> EXERCISE DESCRIPTION: Print all records exactly, leaving nothing out.

> SUPPLIED ENTRIES:
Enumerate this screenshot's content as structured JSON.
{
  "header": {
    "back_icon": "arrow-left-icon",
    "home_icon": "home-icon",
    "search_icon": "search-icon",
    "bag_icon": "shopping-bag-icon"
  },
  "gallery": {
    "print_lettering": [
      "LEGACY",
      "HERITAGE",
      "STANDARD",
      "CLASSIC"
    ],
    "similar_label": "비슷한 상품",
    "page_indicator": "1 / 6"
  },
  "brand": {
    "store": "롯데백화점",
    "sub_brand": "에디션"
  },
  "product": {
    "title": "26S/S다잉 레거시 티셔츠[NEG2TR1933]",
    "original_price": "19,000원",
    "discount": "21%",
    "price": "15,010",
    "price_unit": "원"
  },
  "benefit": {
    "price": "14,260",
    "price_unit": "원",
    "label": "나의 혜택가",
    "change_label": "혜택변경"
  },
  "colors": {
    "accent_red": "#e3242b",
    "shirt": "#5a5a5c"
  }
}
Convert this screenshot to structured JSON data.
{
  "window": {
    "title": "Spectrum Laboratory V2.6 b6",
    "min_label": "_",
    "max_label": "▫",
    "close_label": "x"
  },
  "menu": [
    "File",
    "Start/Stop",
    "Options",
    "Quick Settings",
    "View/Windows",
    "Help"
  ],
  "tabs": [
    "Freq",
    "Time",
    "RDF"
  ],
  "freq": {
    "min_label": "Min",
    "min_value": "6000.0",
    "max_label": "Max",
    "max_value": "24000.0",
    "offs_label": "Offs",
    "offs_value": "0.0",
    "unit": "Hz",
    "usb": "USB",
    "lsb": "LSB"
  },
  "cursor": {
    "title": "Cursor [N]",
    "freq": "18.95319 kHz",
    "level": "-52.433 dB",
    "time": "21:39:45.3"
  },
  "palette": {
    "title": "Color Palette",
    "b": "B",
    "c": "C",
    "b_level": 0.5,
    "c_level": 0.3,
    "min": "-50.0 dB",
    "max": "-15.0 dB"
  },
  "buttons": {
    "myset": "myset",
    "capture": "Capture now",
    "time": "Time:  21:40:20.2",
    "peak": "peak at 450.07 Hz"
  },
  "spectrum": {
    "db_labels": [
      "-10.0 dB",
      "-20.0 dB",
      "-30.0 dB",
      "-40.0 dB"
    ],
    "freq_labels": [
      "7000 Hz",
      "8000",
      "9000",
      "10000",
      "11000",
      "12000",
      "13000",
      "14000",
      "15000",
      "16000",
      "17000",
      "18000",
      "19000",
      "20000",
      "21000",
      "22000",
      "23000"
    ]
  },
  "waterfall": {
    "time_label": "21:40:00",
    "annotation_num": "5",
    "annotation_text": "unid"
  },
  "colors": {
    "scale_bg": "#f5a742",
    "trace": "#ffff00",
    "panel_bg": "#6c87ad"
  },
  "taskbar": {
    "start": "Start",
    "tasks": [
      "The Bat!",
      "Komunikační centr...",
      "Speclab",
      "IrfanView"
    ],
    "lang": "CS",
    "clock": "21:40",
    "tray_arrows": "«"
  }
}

> RESPONSE TO THE TASK:
Enumerate this screenshot's content as structured JSON.
{
  "header": {
    "back_icon": "arrow-left-icon",
    "home_icon": "home-icon",
    "search_icon": "search-icon",
    "bag_icon": "shopping-bag-icon"
  },
  "gallery": {
    "print_lettering": [
      "LEGACY",
      "HERITAGE",
      "STANDARD",
      "CLASSIC"
    ],
    "similar_label": "비슷한 상품",
    "page_indicator": "1 / 6"
  },
  "brand": {
    "store": "롯데백화점",
    "sub_brand": "에디션"
  },
  "product": {
    "title": "26S/S다잉 레거시 티셔츠[NEG2TR1933]",
    "original_price": "19,000원",
    "discount": "21%",
    "price": "15,010",
    "price_unit": "원"
  },
  "benefit": {
    "price": "14,260",
    "price_unit": "원",
    "label": "나의 혜택가",
    "change_label": "혜택변경"
  },
  "colors": {
    "accent_red": "#e3242b",
    "shirt": "#5a5a5c"
  }
}
Convert this screenshot to structured JSON data.
{
  "window": {
    "title": "Spectrum Laboratory V2.6 b6",
    "min_label": "_",
    "max_label": "▫",
    "close_label": "x"
  },
  "menu": [
    "File",
    "Start/Stop",
    "Options",
    "Quick Settings",
    "View/Windows",
    "Help"
  ],
  "tabs": [
    "Freq",
    "Time",
    "RDF"
  ],
  "freq": {
    "min_label": "Min",
    "min_value": "6000.0",
    "max_label": "Max",
    "max_value": "24000.0",
    "offs_label": "Offs",
    "offs_value": "0.0",
    "unit": "Hz",
    "usb": "USB",
    "lsb": "LSB"
  },
  "cursor": {
    "title": "Cursor [N]",
    "freq": "18.95319 kHz",
    "level": "-52.433 dB",
    "time": "21:39:45.3"
  },
  "palette": {
    "title": "Color Palette",
    "b": "B",
    "c": "C",
    "b_level": 0.5,
    "c_level": 0.3,
    "min": "-50.0 dB",
    "max": "-15.0 dB"
  },
  "buttons": {
    "myset": "myset",
    "capture": "Capture now",
    "time": "Time:  21:40:20.2",
    "peak": "peak at 450.07 Hz"
  },
  "spectrum": {
    "db_labels": [
      "-10.0 dB",
      "-20.0 dB",
      "-30.0 dB",
      "-40.0 dB"
    ],
    "freq_labels": [
      "7000 Hz",
      "8000",
      "9000",
      "10000",
      "11000",
      "12000",
      "13000",
      "14000",
      "15000",
      "16000",
      "17000",
      "18000",
      "19000",
      "20000",
      "21000",
      "22000",
      "23000"
    ]
  },
  "waterfall": {
    "time_label": "21:40:00",
    "annotation_num": "5",
    "annotation_text": "unid"
  },
  "colors": {
    "scale_bg": "#f5a742",
    "trace": "#ffff00",
    "panel_bg": "#6c87ad"
  },
  "taskbar": {
    "start": "Start",
    "tasks": [
      "The Bat!",
      "Komunikační centr...",
      "Speclab",
      "IrfanView"
    ],
    "lang": "CS",
    "clock": "21:40",
    "tray_arrows": "«"
  }
}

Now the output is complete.